[Records contained in a dataset]
▽
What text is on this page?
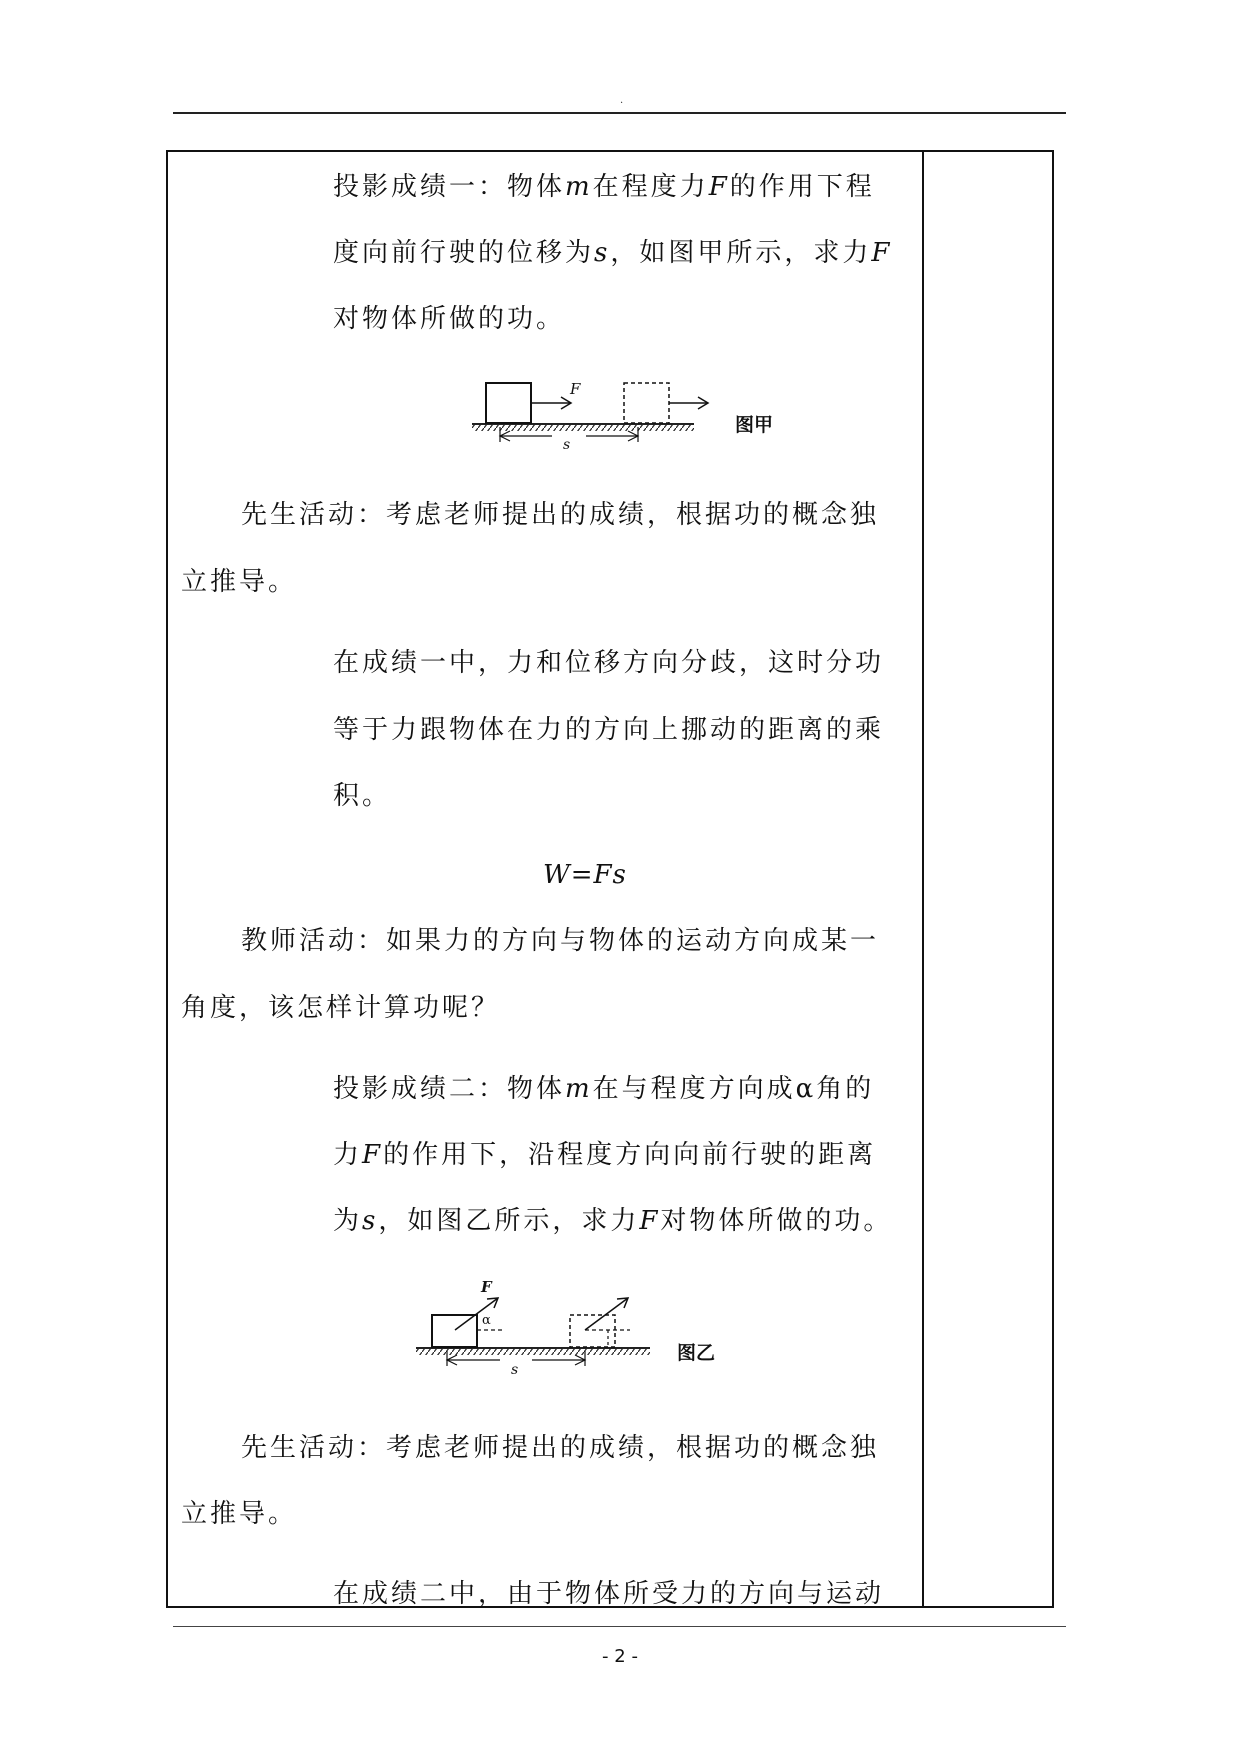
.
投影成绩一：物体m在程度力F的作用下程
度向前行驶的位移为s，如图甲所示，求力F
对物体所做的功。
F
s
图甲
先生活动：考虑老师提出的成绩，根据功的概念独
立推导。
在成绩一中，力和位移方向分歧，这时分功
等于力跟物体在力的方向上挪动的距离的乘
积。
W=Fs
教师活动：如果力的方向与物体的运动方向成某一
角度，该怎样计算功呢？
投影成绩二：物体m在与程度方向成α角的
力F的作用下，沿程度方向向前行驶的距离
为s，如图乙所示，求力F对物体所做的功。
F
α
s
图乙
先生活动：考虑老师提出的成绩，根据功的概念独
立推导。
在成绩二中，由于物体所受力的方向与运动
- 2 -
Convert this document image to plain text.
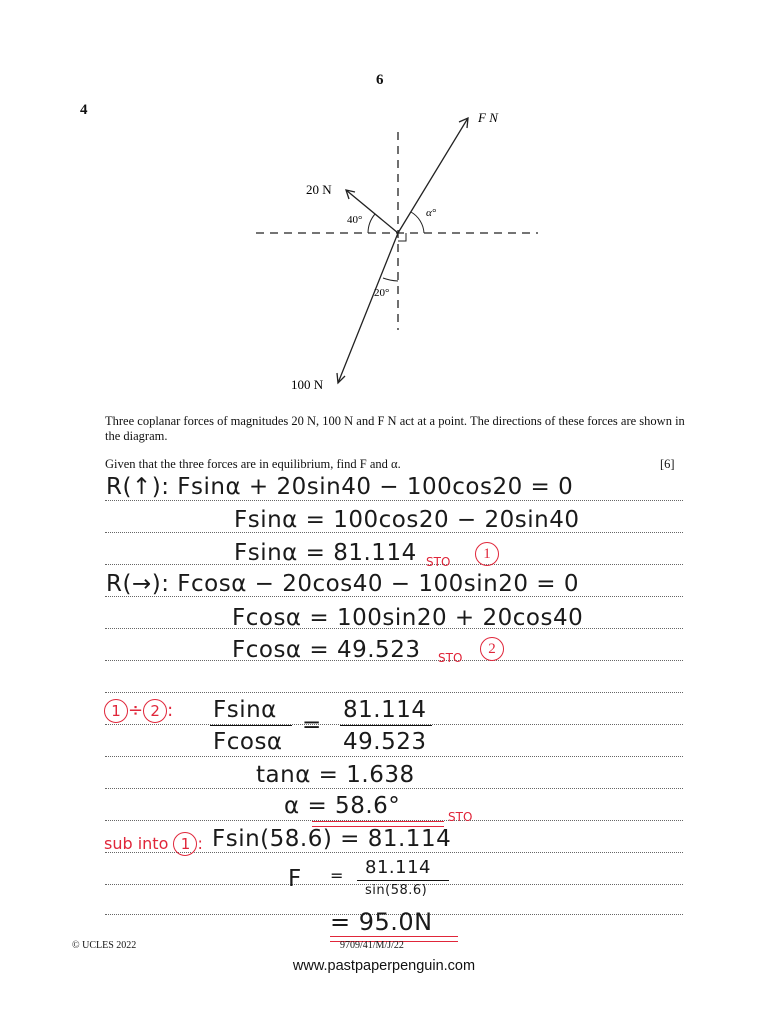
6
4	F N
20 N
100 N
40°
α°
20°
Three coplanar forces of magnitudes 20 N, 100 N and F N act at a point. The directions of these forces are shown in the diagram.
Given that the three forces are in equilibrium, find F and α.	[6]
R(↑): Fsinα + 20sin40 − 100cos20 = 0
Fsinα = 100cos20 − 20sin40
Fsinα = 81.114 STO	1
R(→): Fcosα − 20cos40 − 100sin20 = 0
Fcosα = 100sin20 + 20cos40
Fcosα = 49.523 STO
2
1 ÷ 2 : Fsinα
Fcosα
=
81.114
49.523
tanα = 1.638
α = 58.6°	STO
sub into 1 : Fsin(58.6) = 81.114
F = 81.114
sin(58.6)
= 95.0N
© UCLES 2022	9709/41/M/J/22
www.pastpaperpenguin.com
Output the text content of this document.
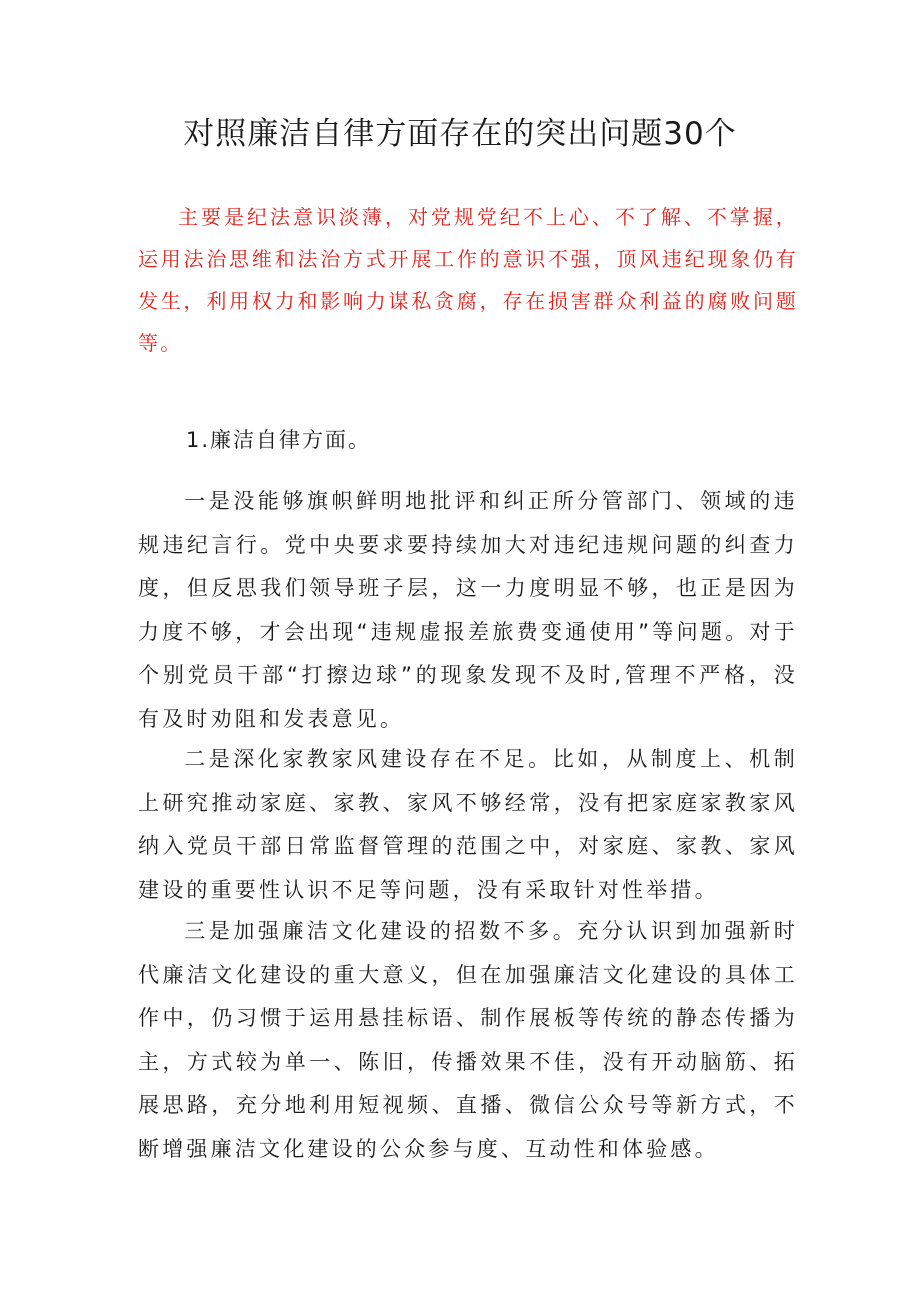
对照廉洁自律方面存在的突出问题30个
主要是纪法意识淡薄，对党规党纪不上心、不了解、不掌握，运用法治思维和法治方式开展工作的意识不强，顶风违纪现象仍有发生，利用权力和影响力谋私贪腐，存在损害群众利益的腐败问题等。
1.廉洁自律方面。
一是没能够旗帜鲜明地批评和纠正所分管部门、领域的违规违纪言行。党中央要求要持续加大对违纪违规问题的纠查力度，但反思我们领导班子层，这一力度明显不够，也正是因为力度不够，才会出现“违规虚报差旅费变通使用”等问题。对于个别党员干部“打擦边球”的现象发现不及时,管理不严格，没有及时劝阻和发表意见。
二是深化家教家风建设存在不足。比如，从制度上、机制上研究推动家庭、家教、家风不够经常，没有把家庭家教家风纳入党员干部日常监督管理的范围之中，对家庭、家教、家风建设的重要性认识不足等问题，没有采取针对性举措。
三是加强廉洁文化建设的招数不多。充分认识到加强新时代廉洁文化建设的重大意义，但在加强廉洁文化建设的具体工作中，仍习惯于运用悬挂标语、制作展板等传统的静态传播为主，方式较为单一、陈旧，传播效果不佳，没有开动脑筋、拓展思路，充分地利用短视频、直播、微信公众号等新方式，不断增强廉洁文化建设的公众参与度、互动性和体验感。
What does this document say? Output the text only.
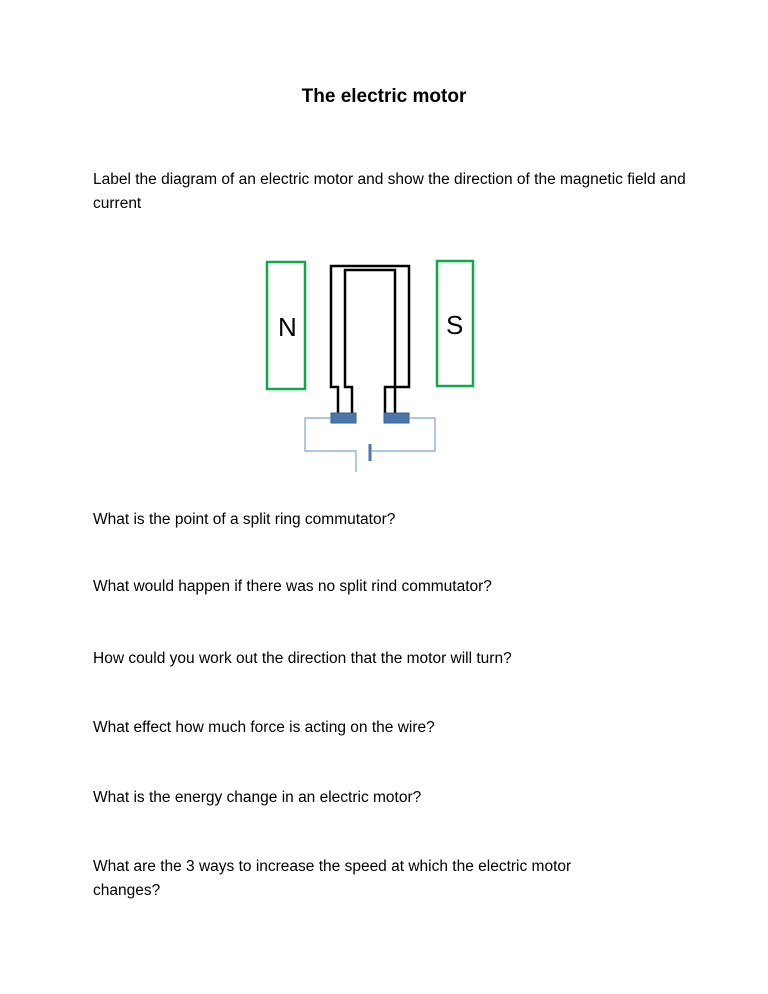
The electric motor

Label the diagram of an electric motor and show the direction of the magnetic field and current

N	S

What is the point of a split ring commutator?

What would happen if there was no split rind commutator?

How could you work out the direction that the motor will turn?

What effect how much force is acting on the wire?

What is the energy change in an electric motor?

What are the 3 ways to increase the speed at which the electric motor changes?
△
Make an exact copy of all the material, but keep the pictures out of it.

What text is on this page?
.
投影成绩一：物体m在程度力F的作用下程
度向前行驶的位移为s，如图甲所示，求力F
对物体所做的功。
F
s
图甲
先生活动：考虑老师提出的成绩，根据功的概念独
立推导。
在成绩一中，力和位移方向分歧，这时分功
等于力跟物体在力的方向上挪动的距离的乘
积。
W=Fs
教师活动：如果力的方向与物体的运动方向成某一
角度，该怎样计算功呢？
投影成绩二：物体m在与程度方向成α角的
力F的作用下，沿程度方向向前行驶的距离
为s，如图乙所示，求力F对物体所做的功。
F
α
s
图乙
先生活动：考虑老师提出的成绩，根据功的概念独
立推导。
在成绩二中，由于物体所受力的方向与运动
- 2 -
Convert this document image to plain text.
6
4	F N
20 N
100 N
40°
α°
20°
Three coplanar forces of magnitudes 20 N, 100 N and F N act at a point. The directions of these forces are shown in the diagram.
Given that the three forces are in equilibrium, find F and α.	[6]
R(↑): Fsinα + 20sin40 − 100cos20 = 0
Fsinα = 100cos20 − 20sin40
Fsinα = 81.114 STO	1
R(→): Fcosα − 20cos40 − 100sin20 = 0
Fcosα = 100sin20 + 20cos40
Fcosα = 49.523 STO
2
1 ÷ 2 : Fsinα
Fcosα
=
81.114
49.523
tanα = 1.638
α = 58.6°	STO
sub into 1 : Fsin(58.6) = 81.114
F = 81.114
sin(58.6)
= 95.0N
© UCLES 2022	9709/41/M/J/22
www.pastpaperpenguin.com
Output the text content of this document.
对照廉洁自律方面存在的突出问题30个
主要是纪法意识淡薄，对党规党纪不上心、不了解、不掌握，运用法治思维和法治方式开展工作的意识不强，顶风违纪现象仍有发生，利用权力和影响力谋私贪腐，存在损害群众利益的腐败问题等。
1.廉洁自律方面。
一是没能够旗帜鲜明地批评和纠正所分管部门、领域的违规违纪言行。党中央要求要持续加大对违纪违规问题的纠查力度，但反思我们领导班子层，这一力度明显不够，也正是因为力度不够，才会出现“违规虚报差旅费变通使用”等问题。对于个别党员干部“打擦边球”的现象发现不及时,管理不严格，没有及时劝阻和发表意见。
二是深化家教家风建设存在不足。比如，从制度上、机制上研究推动家庭、家教、家风不够经常，没有把家庭家教家风纳入党员干部日常监督管理的范围之中，对家庭、家教、家风建设的重要性认识不足等问题，没有采取针对性举措。
三是加强廉洁文化建设的招数不多。充分认识到加强新时代廉洁文化建设的重大意义，但在加强廉洁文化建设的具体工作中，仍习惯于运用悬挂标语、制作展板等传统的静态传播为主，方式较为单一、陈旧，传播效果不佳，没有开动脑筋、拓展思路，充分地利用短视频、直播、微信公众号等新方式，不断增强廉洁文化建设的公众参与度、互动性和体验感。
What does this document say? Output the text only.
The electric motor

Label the diagram of an electric motor and show the direction of the magnetic field and current

N	S

What is the point of a split ring commutator?

What would happen if there was no split rind commutator?

How could you work out the direction that the motor will turn?

What effect how much force is acting on the wire?

What is the energy change in an electric motor?

What are the 3 ways to increase the speed at which the electric motor changes?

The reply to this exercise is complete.